• WRITTEN TASK
Scan the entries below. List each line with "text".
==== DATA PROVIDED
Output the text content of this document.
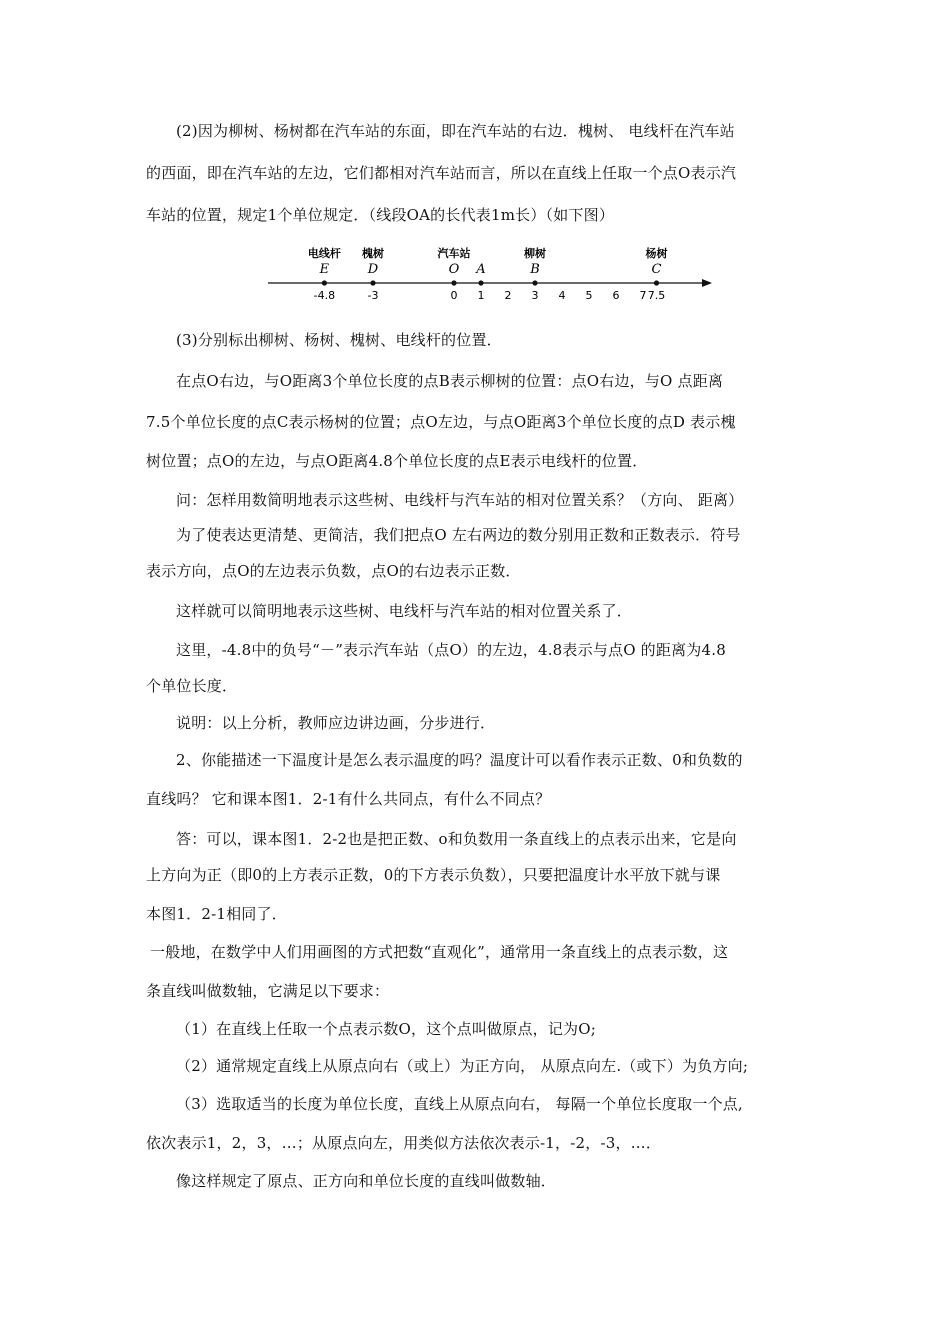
(2)因为柳树、杨树都在汽车站的东面，即在汽车站的右边．槐树、 电线杆在汽车站
的西面，即在汽车站的左边，它们都相对汽车站而言，所以在直线上任取一个点O表示汽
车站的位置，规定1个单位规定．（线段OA的长代表1m长）（如下图）
-4.8
E
电线杆
-3
D
槐树
0
O
汽车站
1
A
3
B
柳树
7.5
C
杨树
2	4 5 6 7
(3)分别标出柳树、杨树、槐树、电线杆的位置．
在点O右边，与O距离3个单位长度的点B表示柳树的位置：点O右边，与O 点距离
7.5个单位长度的点C表示杨树的位置；点O左边，与点O距离3个单位长度的点D 表示槐
树位置；点O的左边，与点O距离4.8个单位长度的点E表示电线杆的位置．
问：怎样用数简明地表示这些树、电线杆与汽车站的相对位置关系？（方向、 距离）
为了使表达更清楚、更简洁，我们把点O 左右两边的数分别用正数和正数表示．符号
表示方向，点O的左边表示负数，点O的右边表示正数．
这样就可以简明地表示这些树、电线杆与汽车站的相对位置关系了．
这里，-4.8中的负号“－”表示汽车站（点O）的左边，4.8表示与点O 的距离为4.8
个单位长度．
说明：以上分析，教师应边讲边画，分步进行．
2、你能描述一下温度计是怎么表示温度的吗？温度计可以看作表示正数、0和负数的
直线吗？ 它和课本图1．2-1有什么共同点，有什么不同点？
答：可以，课本图1．2-2也是把正数、o和负数用一条直线上的点表示出来，它是向
上方向为正（即0的上方表示正数，0的下方表示负数），只要把温度计水平放下就与课
本图1．2-1相同了．
一般地，在数学中人们用画图的方式把数“直观化”，通常用一条直线上的点表示数，这
条直线叫做数轴，它满足以下要求：
（1）在直线上任取一个点表示数O，这个点叫做原点，记为O;
（2）通常规定直线上从原点向右（或上）为正方向， 从原点向左.（或下）为负方向;
（3）选取适当的长度为单位长度，直线上从原点向右， 每隔一个单位长度取一个点,
依次表示1，2，3，…；从原点向左，用类似方法依次表示-1，-2，-3，…．
像这样规定了原点、正方向和单位长度的直线叫做数轴．
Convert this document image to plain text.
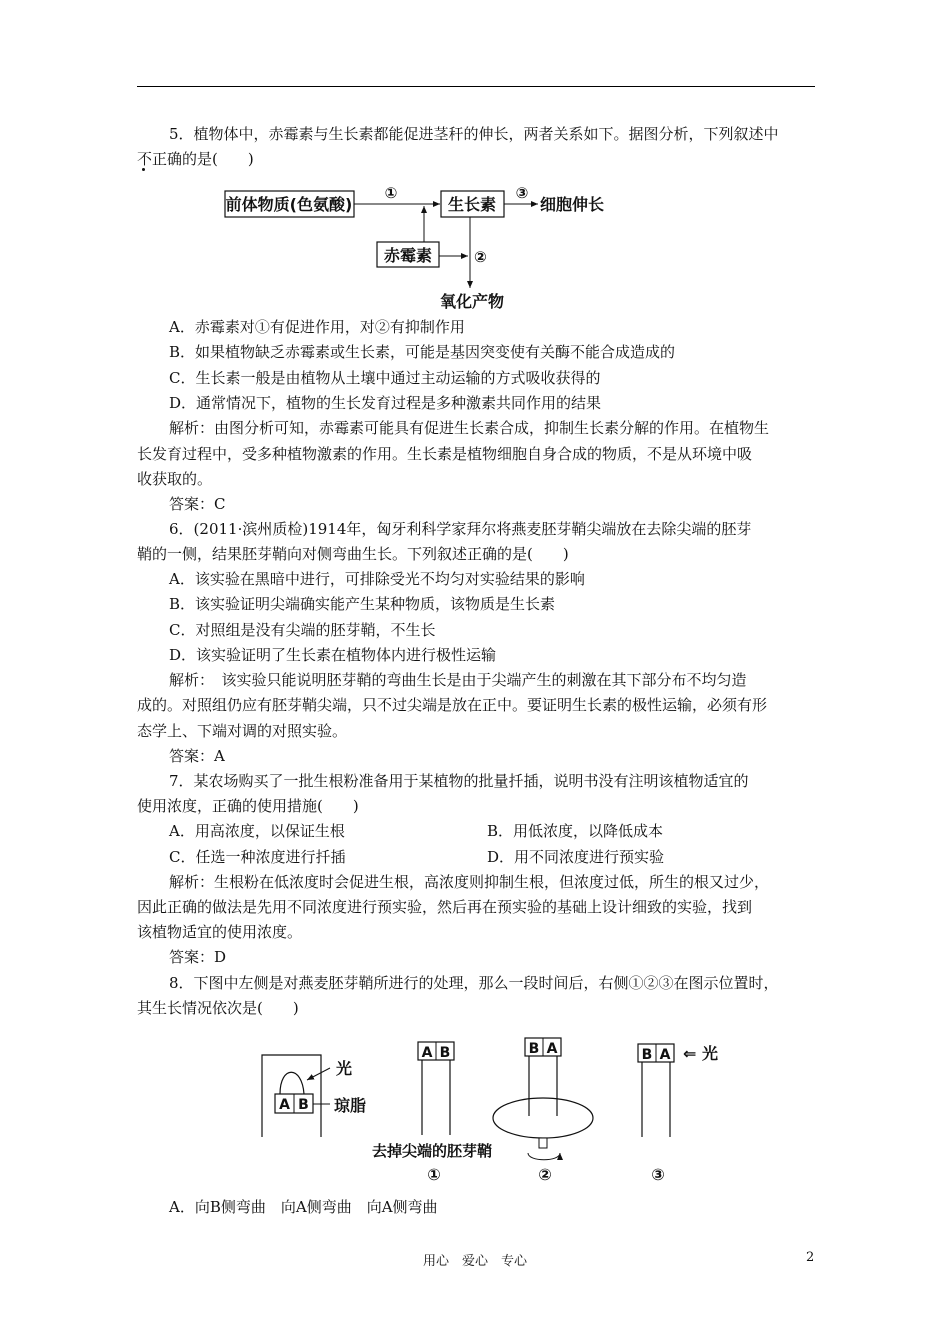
5．植物体中，赤霉素与生长素都能促进茎秆的伸长，两者关系如下。据图分析，下列叙述中
不正确的是(　　)
前体物质(色氨酸)
①
生长素
③
细胞伸长
赤霉素	②
氧化产物
A．赤霉素对①有促进作用，对②有抑制作用
B．如果植物缺乏赤霉素或生长素，可能是基因突变使有关酶不能合成造成的
C．生长素一般是由植物从土壤中通过主动运输的方式吸收获得的
D．通常情况下，植物的生长发育过程是多种激素共同作用的结果
解析：由图分析可知，赤霉素可能具有促进生长素合成，抑制生长素分解的作用。在植物生
长发育过程中，受多种植物激素的作用。生长素是植物细胞自身合成的物质，不是从环境中吸
收获取的。
答案：C
6．(2011·滨州质检)1914年，匈牙利科学家拜尔将燕麦胚芽鞘尖端放在去除尖端的胚芽
鞘的一侧，结果胚芽鞘向对侧弯曲生长。下列叙述正确的是(　　)
A．该实验在黑暗中进行，可排除受光不均匀对实验结果的影响
B．该实验证明尖端确实能产生某种物质，该物质是生长素
C．对照组是没有尖端的胚芽鞘，不生长
D．该实验证明了生长素在植物体内进行极性运输
解析：　该实验只能说明胚芽鞘的弯曲生长是由于尖端产生的刺激在其下部分布不均匀造
成的。对照组仍应有胚芽鞘尖端，只不过尖端是放在正中。要证明生长素的极性运输，必须有形
态学上、下端对调的对照实验。
答案：A
7．某农场购买了一批生根粉准备用于某植物的批量扦插，说明书没有注明该植物适宜的
使用浓度，正确的使用措施(　　)
A．用高浓度，以保证生根	B．用低浓度，以降低成本
C．任选一种浓度进行扦插	D．用不同浓度进行预实验
解析：生根粉在低浓度时会促进生根，高浓度则抑制生根，但浓度过低，所生的根又过少，
因此正确的做法是先用不同浓度进行预实验，然后再在预实验的基础上设计细致的实验，找到
该植物适宜的使用浓度。
答案：D
8．下图中左侧是对燕麦胚芽鞘所进行的处理，那么一段时间后，右侧①②③在图示位置时，
其生长情况依次是(　　)
A B
光
琼脂
A B	B A	B A ⇐ 光
去掉尖端的胚芽鞘
①	②	③
A．向B侧弯曲　向A侧弯曲　向A侧弯曲
用心　爱心　专心	2
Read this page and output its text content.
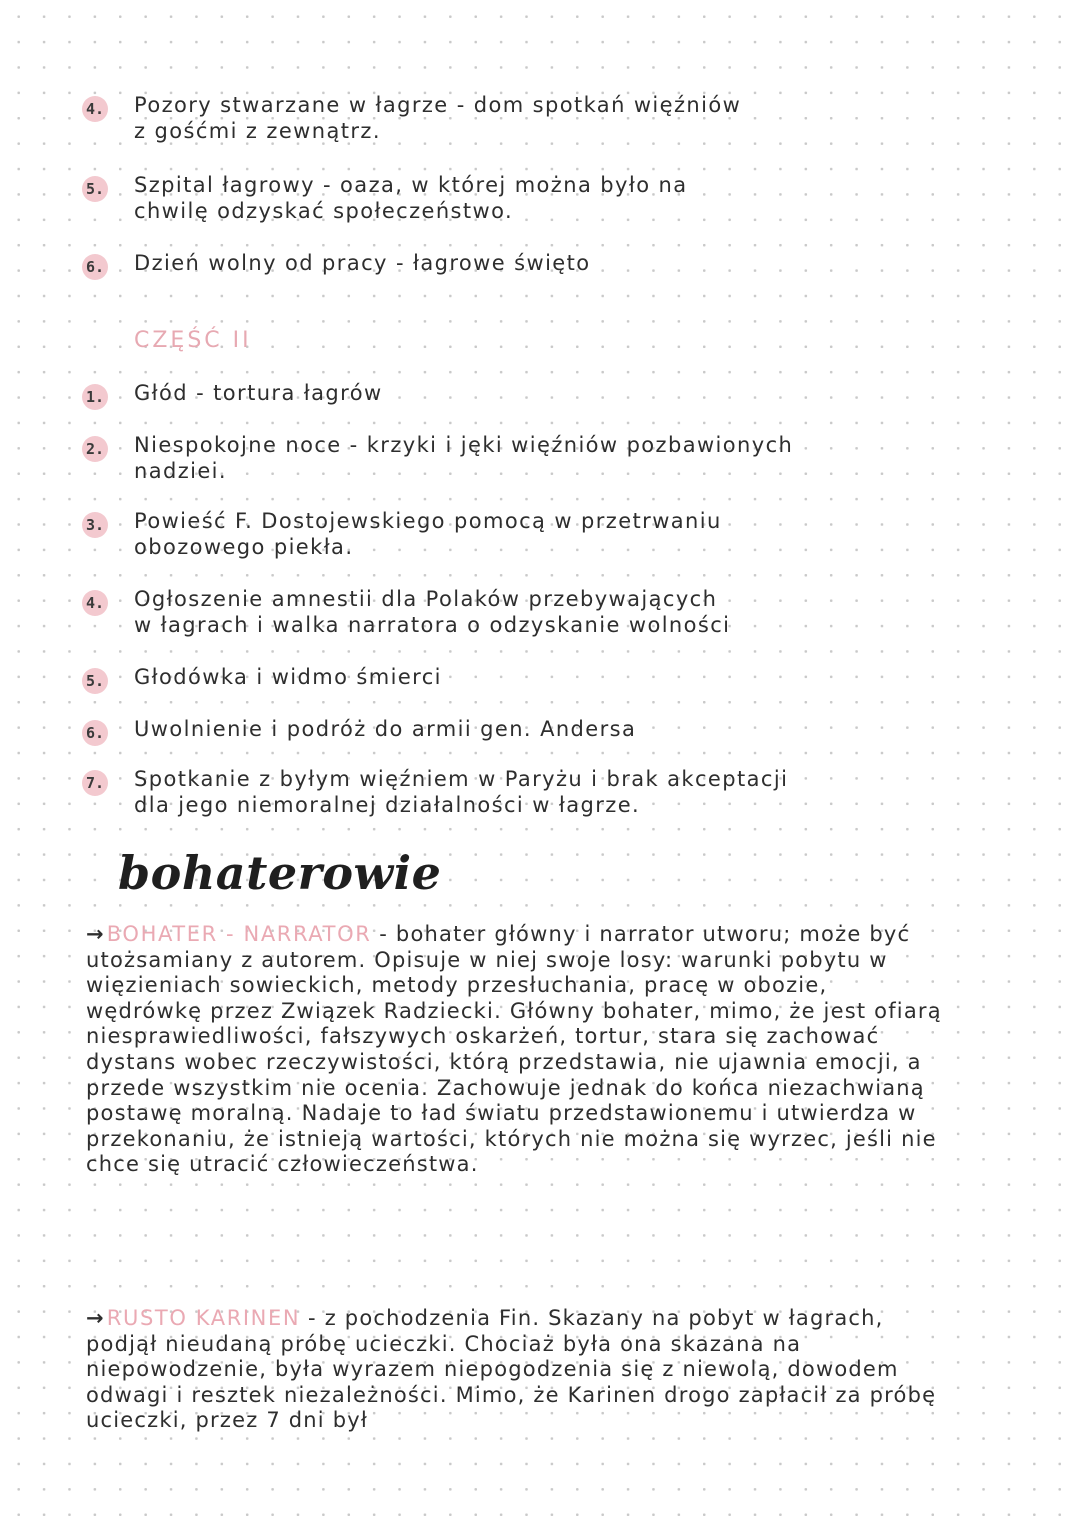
4. Pozory stwarzane w łagrze - dom spotkań więźniów
z gośćmi z zewnątrz.
5. Szpital łagrowy - oaza, w której można było na
chwilę odzyskać społeczeństwo.
6. Dzień wolny od pracy - łagrowe święto
CZĘŚĆ II
1. Głód - tortura łagrów
2. Niespokojne noce - krzyki i jęki więźniów pozbawionych
nadziei.
3. Powieść F. Dostojewskiego pomocą w przetrwaniu
obozowego piekła.
4. Ogłoszenie amnestii dla Polaków przebywających
w łagrach i walka narratora o odzyskanie wolności
5. Głodówka i widmo śmierci
6. Uwolnienie i podróż do armii gen. Andersa
7. Spotkanie z byłym więźniem w Paryżu i brak akceptacji
dla jego niemoralnej działalności w łagrze.
bohaterowie

→BOHATER - NARRATOR - bohater główny i narrator utworu; może być utożsamiany z autorem. Opisuje w niej swoje losy: warunki pobytu w więzieniach sowieckich, metody przesłuchania, pracę w obozie, wędrówkę przez Związek Radziecki. Główny bohater, mimo, że jest ofiarą niesprawiedliwości, fałszywych oskarżeń, tortur, stara się zachować dystans wobec rzeczywistości, którą przedstawia, nie ujawnia emocji, a przede wszystkim nie ocenia. Zachowuje jednak do końca niezachwianą postawę moralną. Nadaje to ład światu przedstawionemu i utwierdza w przekonaniu, że istnieją wartości, których nie można się wyrzec, jeśli nie chce się utracić człowieczeństwa.

→RUSTO KARINEN - z pochodzenia Fin. Skazany na pobyt w łagrach, podjął nieudaną próbę ucieczki. Chociaż była ona skazana na niepowodzenie, była wyrazem niepogodzenia się z niewolą, dowodem odwagi i resztek niezależności. Mimo, że Karinen drogo zapłacił za próbę ucieczki, przez 7 dni był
========
• THE ANSWER
Output the text content of this document.
Convert this document image to plain text.
Read this page and output its text content.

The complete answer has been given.